_WHAT NEEDS TO BE DONE_: Give the lines between the one holding "barrel-screw-icon bbox=[313, 840, 331, 862]" and the one holding "settings-button[interactable] bbox=[926, 823, 996, 879]", inclusive, as a Markdown table with the columns Number and Line, leaving out any blank lines.

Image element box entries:
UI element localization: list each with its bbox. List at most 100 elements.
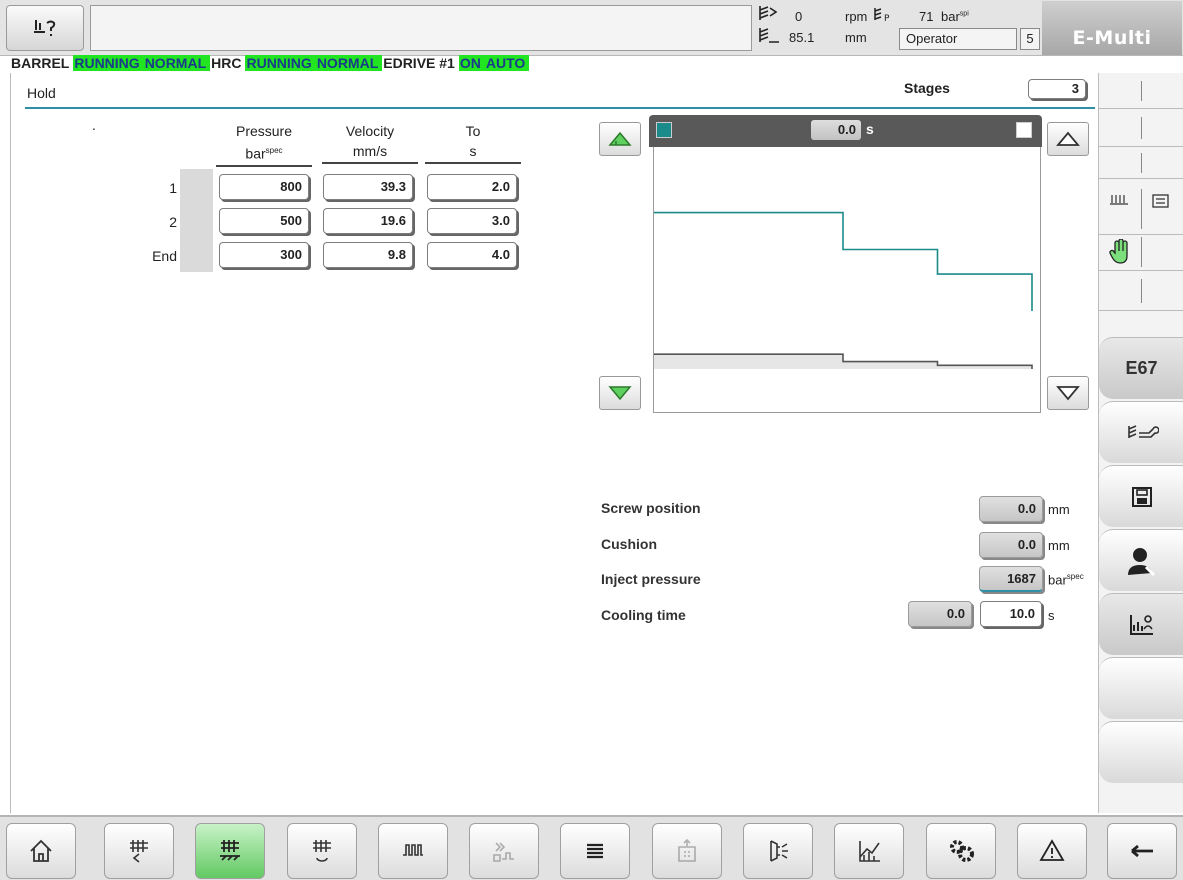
barrel-screw-icon bbox=[313, 840, 331, 862]
sidebar-empty-button-2[interactable] bbox=[1099, 721, 1183, 783]
save-icon bbox=[1131, 486, 1152, 507]
graph-scale-down-button[interactable] bbox=[599, 376, 641, 410]
status-value: NORMAL bbox=[143, 55, 211, 71]
screw-position-readout: 0.0 bbox=[979, 496, 1043, 522]
back-arrow-icon bbox=[1131, 844, 1153, 858]
cooling-time-unit: s bbox=[1048, 608, 1055, 623]
arrow-down-icon bbox=[608, 386, 632, 401]
door-button[interactable] bbox=[743, 823, 813, 879]
stage-velocity-input[interactable]: 9.8 bbox=[323, 242, 413, 268]
velocity-series-toggle[interactable] bbox=[1016, 122, 1032, 138]
stage-row-label: 1 bbox=[169, 180, 177, 196]
arrow-down-outline-icon bbox=[1056, 386, 1080, 401]
barrel-heat-icon bbox=[220, 840, 240, 861]
pressure-column-unit: barspec bbox=[216, 141, 312, 167]
sidebar-slot-3 bbox=[1099, 147, 1183, 179]
operator-wrench-icon bbox=[1127, 547, 1155, 576]
screw-position-icon bbox=[759, 28, 779, 43]
graph-button[interactable] bbox=[834, 823, 904, 879]
sidebar-slot-1 bbox=[1099, 73, 1183, 109]
statistics-button[interactable] bbox=[1099, 593, 1183, 655]
stage-to-input[interactable]: 2.0 bbox=[427, 174, 517, 200]
settings-button[interactable] bbox=[926, 823, 996, 879]
save-button[interactable] bbox=[1099, 465, 1183, 527]
barrel-settings-button[interactable] bbox=[1099, 401, 1183, 463]
help-button[interactable] bbox=[6, 5, 84, 51]
to-column-unit: s bbox=[425, 141, 521, 164]
back-arrow-button[interactable] bbox=[1107, 823, 1177, 879]
note-icon bbox=[1152, 194, 1169, 208]
hold-profile-chart bbox=[654, 211, 1033, 369]
to-column-header: To s bbox=[425, 121, 521, 164]
heater-icon bbox=[403, 844, 423, 856]
alarm-button[interactable] bbox=[1017, 823, 1087, 879]
main-panel: Hold Stages 3 . Pressure barspec Velocit… bbox=[10, 73, 1095, 813]
stage-row-label: 2 bbox=[169, 214, 177, 230]
graph-right-scale-down-button[interactable] bbox=[1047, 376, 1089, 410]
arrow-up-outline-icon bbox=[1056, 131, 1080, 146]
stage-velocity-input[interactable]: 39.3 bbox=[323, 174, 413, 200]
bottom-navigation bbox=[0, 815, 1183, 880]
heater-button[interactable] bbox=[378, 823, 448, 879]
screw-position-label: Screw position bbox=[601, 500, 701, 516]
home-icon bbox=[30, 839, 52, 862]
stages-input[interactable]: 3 bbox=[1028, 79, 1086, 99]
operator-button[interactable] bbox=[1099, 529, 1183, 591]
mold-button[interactable] bbox=[652, 823, 722, 879]
page-title: Hold bbox=[27, 85, 56, 101]
stages-label: Stages bbox=[904, 80, 950, 96]
cooling-time-label: Cooling time bbox=[601, 607, 686, 623]
user-field[interactable]: Operator bbox=[899, 28, 1017, 50]
velocity-column-header: Velocity mm/s bbox=[322, 121, 418, 164]
stage-to-input[interactable]: 4.0 bbox=[427, 242, 517, 268]
graph-icon bbox=[859, 841, 880, 862]
sidebar-slot-4 bbox=[1099, 179, 1183, 235]
barrel-heat-button[interactable] bbox=[195, 823, 265, 879]
barrel-wrench-icon bbox=[1127, 424, 1159, 438]
pressure-series-toggle[interactable] bbox=[656, 122, 672, 138]
cushion-unit: mm bbox=[1048, 538, 1070, 553]
status-value: ON bbox=[458, 55, 485, 71]
stage-to-input[interactable]: 3.0 bbox=[427, 208, 517, 234]
stage-pressure-input[interactable]: 800 bbox=[219, 174, 309, 200]
arrow-up-icon bbox=[608, 131, 632, 146]
screw-speed-value: 0 bbox=[795, 9, 803, 24]
status-label: HRC bbox=[211, 55, 242, 71]
stage-velocity-input[interactable]: 19.6 bbox=[323, 208, 413, 234]
help-context-icon bbox=[34, 20, 56, 36]
sidebar-empty-button-1[interactable] bbox=[1099, 657, 1183, 719]
barrel-screw-button[interactable] bbox=[287, 823, 357, 879]
message-field bbox=[90, 5, 752, 51]
home-button[interactable] bbox=[6, 823, 76, 879]
graph-scale-up-button[interactable] bbox=[599, 122, 641, 156]
settings-icon bbox=[950, 840, 974, 862]
right-sidebar: E67 bbox=[1098, 73, 1183, 813]
svg-text:P: P bbox=[884, 14, 890, 24]
heater-bars-icon bbox=[1110, 195, 1128, 205]
list-button[interactable] bbox=[560, 823, 630, 879]
top-header: 0 rpm 85.1 mm P 71 barspi Operator 5 E-M… bbox=[0, 0, 1183, 56]
barrel-back-button[interactable] bbox=[104, 823, 174, 879]
row-indicator-band bbox=[180, 169, 213, 272]
e67-button[interactable]: E67 bbox=[1099, 337, 1183, 399]
ejector-button[interactable] bbox=[469, 823, 539, 879]
stage-pressure-input[interactable]: 500 bbox=[219, 208, 309, 234]
status-value: RUNNING bbox=[245, 55, 316, 71]
inject-pressure-readout: 1687 bbox=[979, 566, 1043, 592]
pressure-series-line bbox=[654, 211, 1033, 311]
graph-right-scale-up-button[interactable] bbox=[1047, 122, 1089, 156]
sidebar-slot-5 bbox=[1099, 235, 1183, 271]
manual-hand-icon bbox=[1109, 239, 1128, 264]
cooling-time-setpoint[interactable]: 10.0 bbox=[980, 601, 1042, 627]
graph-time-unit: s bbox=[866, 121, 874, 137]
barrel-back-icon bbox=[130, 840, 148, 863]
alarm-icon bbox=[1039, 839, 1065, 861]
screw-position-value: 85.1 bbox=[789, 30, 815, 45]
user-level-field: 5 bbox=[1020, 28, 1040, 50]
chart-person-icon bbox=[1129, 614, 1153, 635]
ejector-icon bbox=[493, 842, 514, 862]
stage-pressure-input[interactable]: 300 bbox=[219, 242, 309, 268]
inject-pressure-icon: P bbox=[874, 8, 890, 24]
inject-pressure-unit: barspec bbox=[1048, 572, 1084, 588]
hold-profile-graph bbox=[653, 147, 1041, 413]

_RESULT FOR THIS TASK_:
| Number | Line |
|---|---|
| 1 | barrel-screw-icon bbox=[313, 840, 331, 862] |
| 2 | sidebar-empty-button-2[interactable] bbox=[1099, 721, 1183, 783] |
| 3 | save-icon bbox=[1131, 486, 1152, 507] |
| 4 | graph-scale-down-button[interactable] bbox=[599, 376, 641, 410] |
| 5 | status-value: NORMAL bbox=[143, 55, 211, 71] |
| 6 | screw-position-readout: 0.0 bbox=[979, 496, 1043, 522] |
| 7 | back-arrow-icon bbox=[1131, 844, 1153, 858] |
| 8 | cooling-time-unit: s bbox=[1048, 608, 1055, 623] |
| 9 | arrow-down-icon bbox=[608, 386, 632, 401] |
| 10 | door-button[interactable] bbox=[743, 823, 813, 879] |
| 11 | stage-velocity-input[interactable]: 9.8 bbox=[323, 242, 413, 268] |
| 12 | velocity-series-toggle[interactable] bbox=[1016, 122, 1032, 138] |
| 13 | stage-row-label: 1 bbox=[169, 180, 177, 196] |
| 14 | arrow-down-outline-icon bbox=[1056, 386, 1080, 401] |
| 15 | barrel-heat-icon bbox=[220, 840, 240, 861] |
| 16 | pressure-column-unit: barspec bbox=[216, 141, 312, 167] |
| 17 | sidebar-slot-3 bbox=[1099, 147, 1183, 179] |
| 18 | operator-wrench-icon bbox=[1127, 547, 1155, 576] |
| 19 | screw-position-icon bbox=[759, 28, 779, 43] |
| 20 | graph-button[interactable] bbox=[834, 823, 904, 879] |
| 21 | sidebar-slot-1 bbox=[1099, 73, 1183, 109] |
| 22 | statistics-button[interactable] bbox=[1099, 593, 1183, 655] |
| 23 | stage-to-input[interactable]: 2.0 bbox=[427, 174, 517, 200] |
| 24 | settings-button[interactable] bbox=[926, 823, 996, 879] |